** BEGIN Exercise materials **

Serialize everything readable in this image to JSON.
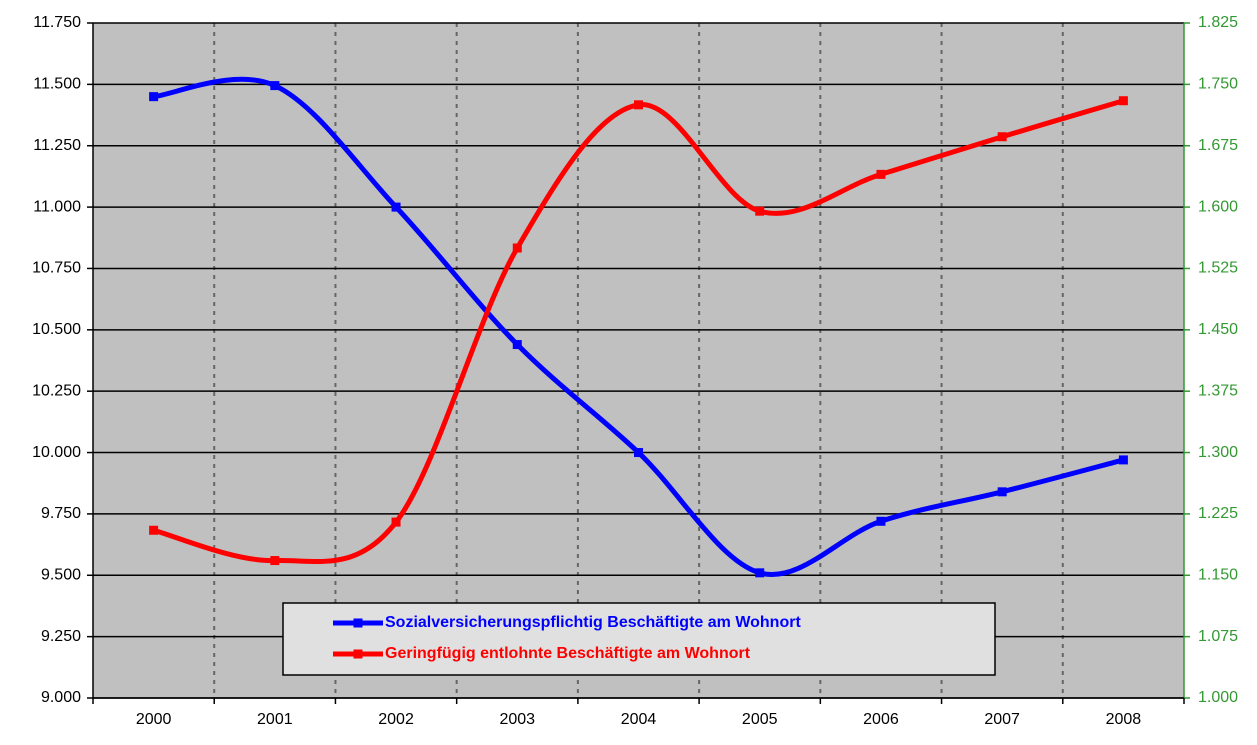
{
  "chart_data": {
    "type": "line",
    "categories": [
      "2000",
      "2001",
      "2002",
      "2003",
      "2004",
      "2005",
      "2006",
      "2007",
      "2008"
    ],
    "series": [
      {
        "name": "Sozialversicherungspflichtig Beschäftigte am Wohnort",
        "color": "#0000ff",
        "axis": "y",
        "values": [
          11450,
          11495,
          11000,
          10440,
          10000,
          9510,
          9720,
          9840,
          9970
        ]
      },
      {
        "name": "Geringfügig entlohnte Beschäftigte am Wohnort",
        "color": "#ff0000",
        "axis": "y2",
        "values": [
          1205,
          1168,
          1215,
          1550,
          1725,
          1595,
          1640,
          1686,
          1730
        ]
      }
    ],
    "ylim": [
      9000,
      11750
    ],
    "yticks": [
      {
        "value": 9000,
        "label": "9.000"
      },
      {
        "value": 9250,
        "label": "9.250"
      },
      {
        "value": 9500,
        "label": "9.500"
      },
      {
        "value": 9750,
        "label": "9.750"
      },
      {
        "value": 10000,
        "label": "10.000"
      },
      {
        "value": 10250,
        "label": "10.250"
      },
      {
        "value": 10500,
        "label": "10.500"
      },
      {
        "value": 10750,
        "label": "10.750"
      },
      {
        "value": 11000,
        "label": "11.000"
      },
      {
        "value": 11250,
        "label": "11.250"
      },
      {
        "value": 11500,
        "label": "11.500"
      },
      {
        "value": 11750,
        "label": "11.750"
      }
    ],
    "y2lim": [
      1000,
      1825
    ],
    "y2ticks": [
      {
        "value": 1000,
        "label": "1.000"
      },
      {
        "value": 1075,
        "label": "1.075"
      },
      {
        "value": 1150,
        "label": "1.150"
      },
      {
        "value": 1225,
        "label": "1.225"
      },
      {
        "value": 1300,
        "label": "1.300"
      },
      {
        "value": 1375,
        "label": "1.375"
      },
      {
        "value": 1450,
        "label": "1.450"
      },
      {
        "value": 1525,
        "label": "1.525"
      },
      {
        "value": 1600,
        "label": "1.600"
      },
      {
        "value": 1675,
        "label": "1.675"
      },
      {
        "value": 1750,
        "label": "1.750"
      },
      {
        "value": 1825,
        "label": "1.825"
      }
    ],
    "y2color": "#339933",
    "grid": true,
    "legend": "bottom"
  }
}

** END Exercise materials **
** BEGIN Exercise materials **

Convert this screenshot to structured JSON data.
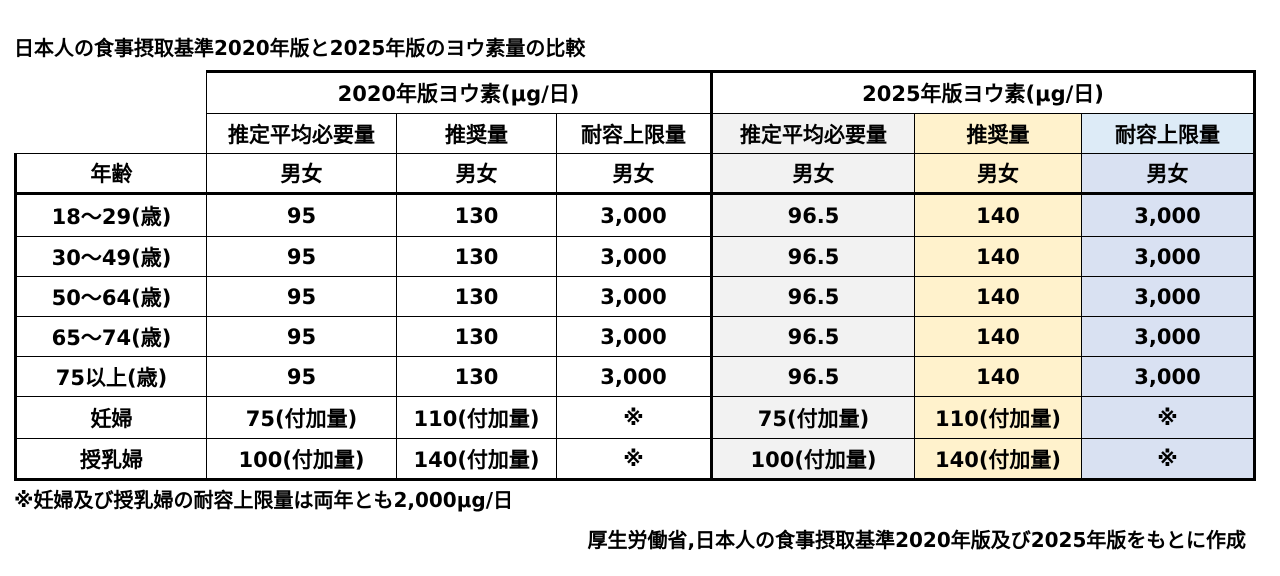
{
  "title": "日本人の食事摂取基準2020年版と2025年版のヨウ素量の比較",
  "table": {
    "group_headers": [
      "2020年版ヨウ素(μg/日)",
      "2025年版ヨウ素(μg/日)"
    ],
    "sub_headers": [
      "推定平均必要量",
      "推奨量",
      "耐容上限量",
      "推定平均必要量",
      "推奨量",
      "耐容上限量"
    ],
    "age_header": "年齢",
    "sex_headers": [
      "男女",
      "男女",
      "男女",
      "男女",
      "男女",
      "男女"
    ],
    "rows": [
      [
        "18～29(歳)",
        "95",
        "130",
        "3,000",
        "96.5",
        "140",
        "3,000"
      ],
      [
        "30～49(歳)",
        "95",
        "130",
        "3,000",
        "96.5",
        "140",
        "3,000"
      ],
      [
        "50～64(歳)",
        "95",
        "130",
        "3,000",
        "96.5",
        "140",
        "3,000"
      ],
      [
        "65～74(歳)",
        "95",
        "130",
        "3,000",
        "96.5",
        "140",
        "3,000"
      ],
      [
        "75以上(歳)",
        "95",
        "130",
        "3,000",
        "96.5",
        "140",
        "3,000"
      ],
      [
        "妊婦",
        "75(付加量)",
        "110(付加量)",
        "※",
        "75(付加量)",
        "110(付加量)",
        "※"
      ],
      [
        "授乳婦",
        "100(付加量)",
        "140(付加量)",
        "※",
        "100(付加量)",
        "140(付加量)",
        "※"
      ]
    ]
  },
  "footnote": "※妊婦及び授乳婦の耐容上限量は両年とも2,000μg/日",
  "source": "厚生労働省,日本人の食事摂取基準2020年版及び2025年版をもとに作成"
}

** END Exercise materials **

== What the exercise asks ==
How many of the lines in the listing above hold the word "name"? Report only that figure.

== The solution ==
2